> _RECORDED DATA_:
-- START --

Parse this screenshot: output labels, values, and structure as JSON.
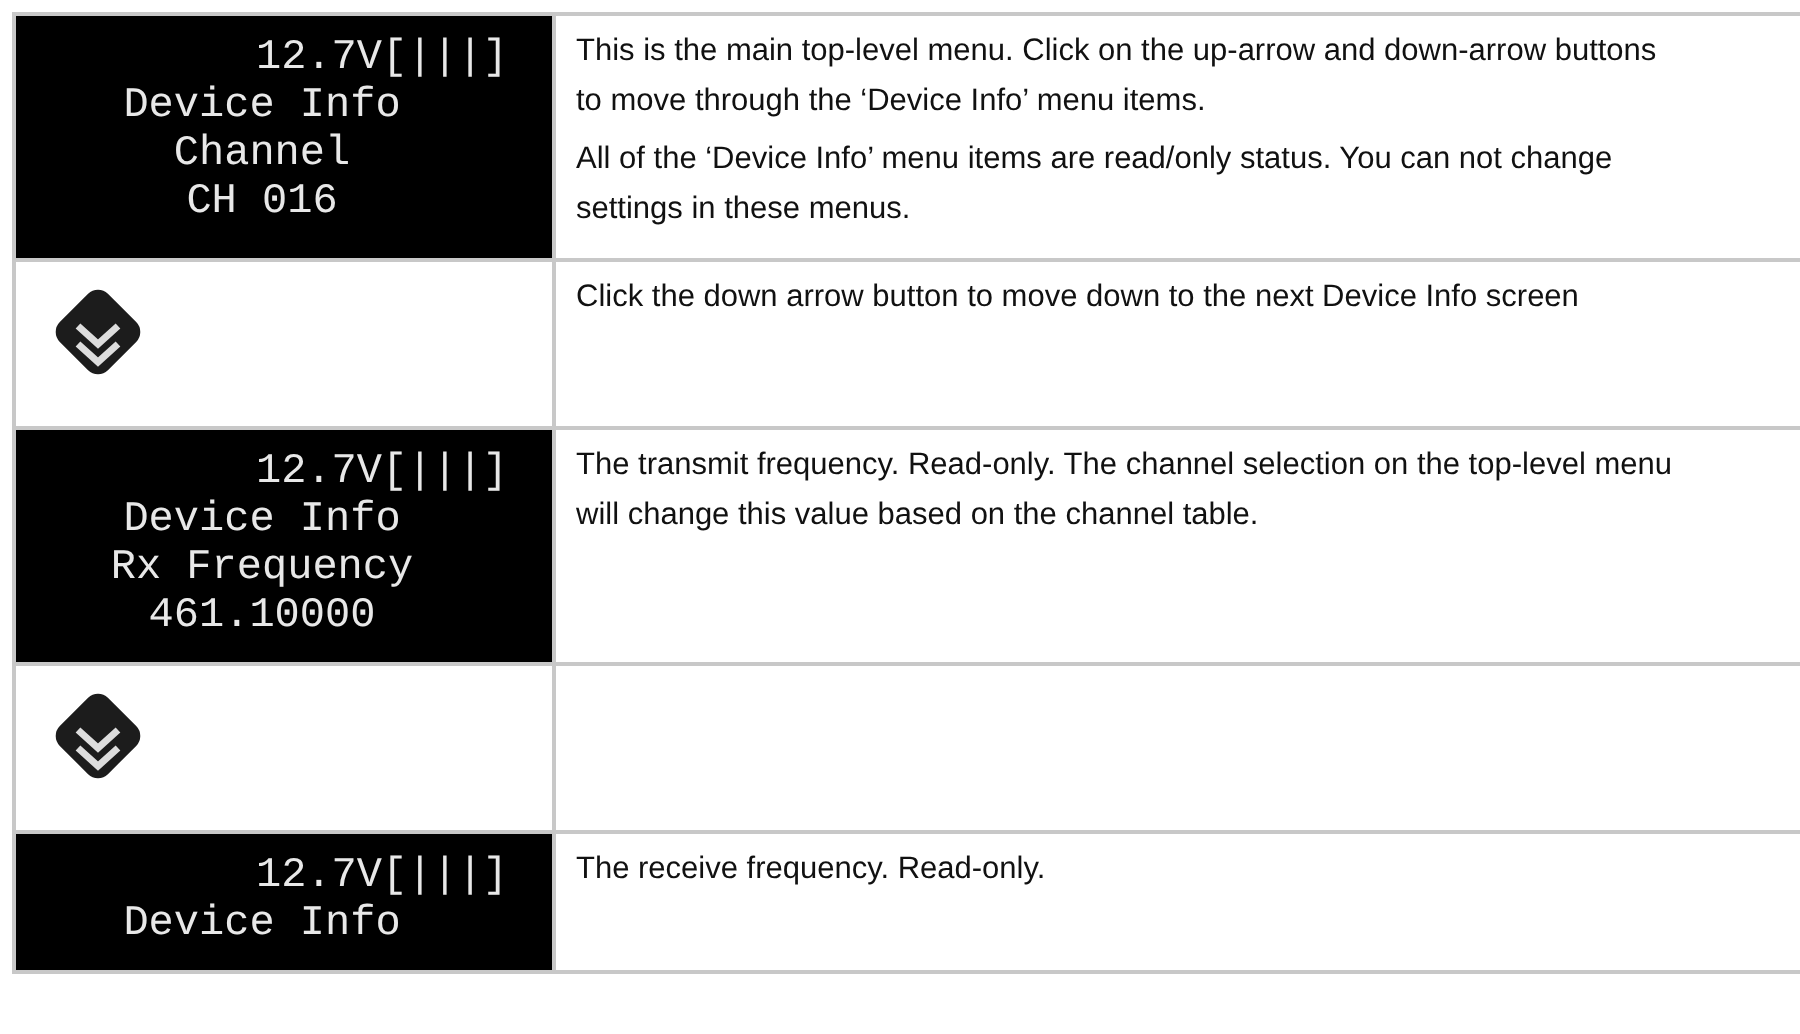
{
  "rows": [
    {
      "kind": "display",
      "display_lines": [
        "12.7V[|||]",
        "Device Info",
        "Channel",
        "CH 016"
      ],
      "description": [
        "This is the main top-level menu. Click on the up-arrow and down-arrow buttons to move through the ‘Device Info’ menu items.",
        "All of the ‘Device Info’ menu items are read/only status. You can not change settings in these menus."
      ]
    },
    {
      "kind": "down_button",
      "description": [
        "Click the down arrow button to move down to the next Device Info screen"
      ]
    },
    {
      "kind": "display",
      "display_lines": [
        "12.7V[|||]",
        "Device Info",
        "Rx Frequency",
        "461.10000"
      ],
      "description": [
        "The transmit frequency. Read-only. The channel selection on the top-level menu will change this value based on the channel table."
      ]
    },
    {
      "kind": "down_button"
    },
    {
      "kind": "display",
      "display_lines": [
        "12.7V[|||]",
        "Device Info"
      ],
      "description": [
        "The receive frequency. Read-only."
      ]
    }
  ]
}
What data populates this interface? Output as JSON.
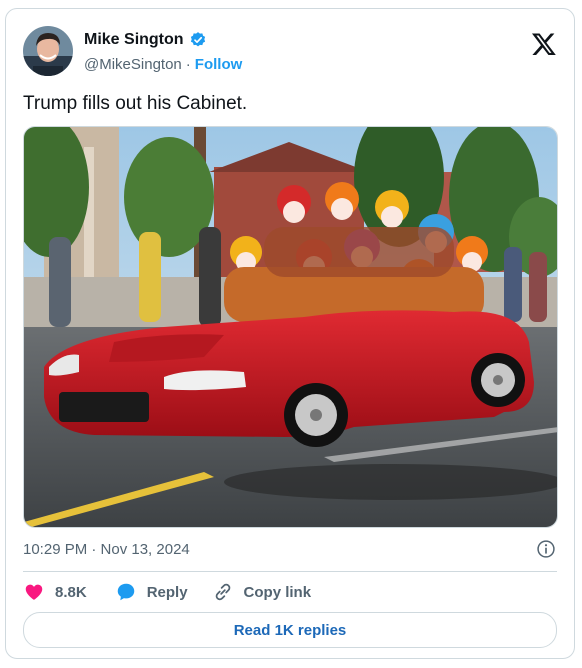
{
  "author": {
    "name": "Mike Sington",
    "handle": "@MikeSington",
    "separator": "·",
    "follow_label": "Follow",
    "verified_color": "#1d9bf0"
  },
  "tweet": {
    "text": "Trump fills out his Cabinet.",
    "timestamp": "10:29 PM · Nov 13, 2024",
    "media_description_icon": "photo"
  },
  "actions": {
    "like_count": "8.8K",
    "reply_label": "Reply",
    "copy_link_label": "Copy link",
    "like_color": "#f91880",
    "reply_color": "#1d9bf0"
  },
  "footer": {
    "read_replies_label": "Read 1K replies"
  }
}
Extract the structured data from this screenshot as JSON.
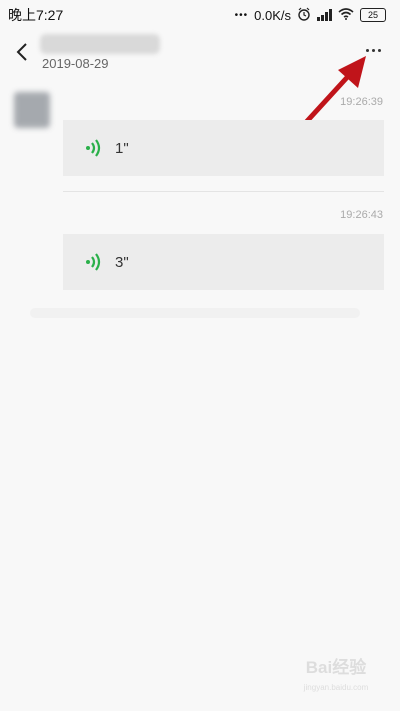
{
  "status_bar": {
    "time": "晚上7:27",
    "network_speed": "0.0K/s",
    "battery": "25"
  },
  "header": {
    "date": "2019-08-29"
  },
  "messages": [
    {
      "timestamp": "19:26:39",
      "duration": "1\""
    },
    {
      "timestamp": "19:26:43",
      "duration": "3\""
    }
  ],
  "colors": {
    "voice_icon": "#2ab04a",
    "arrow": "#c0141a"
  },
  "watermark": {
    "text": "Bai经验",
    "sub": "jingyan.baidu.com"
  }
}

-- END --

Where a line of the entries contains the word "move", copy that line.

        "This is the main top-level menu. Click on the up-arrow and down-arrow buttons to move through the ‘Device Info’ menu items.",
        "Click the down arrow button to move down to the next Device Info screen"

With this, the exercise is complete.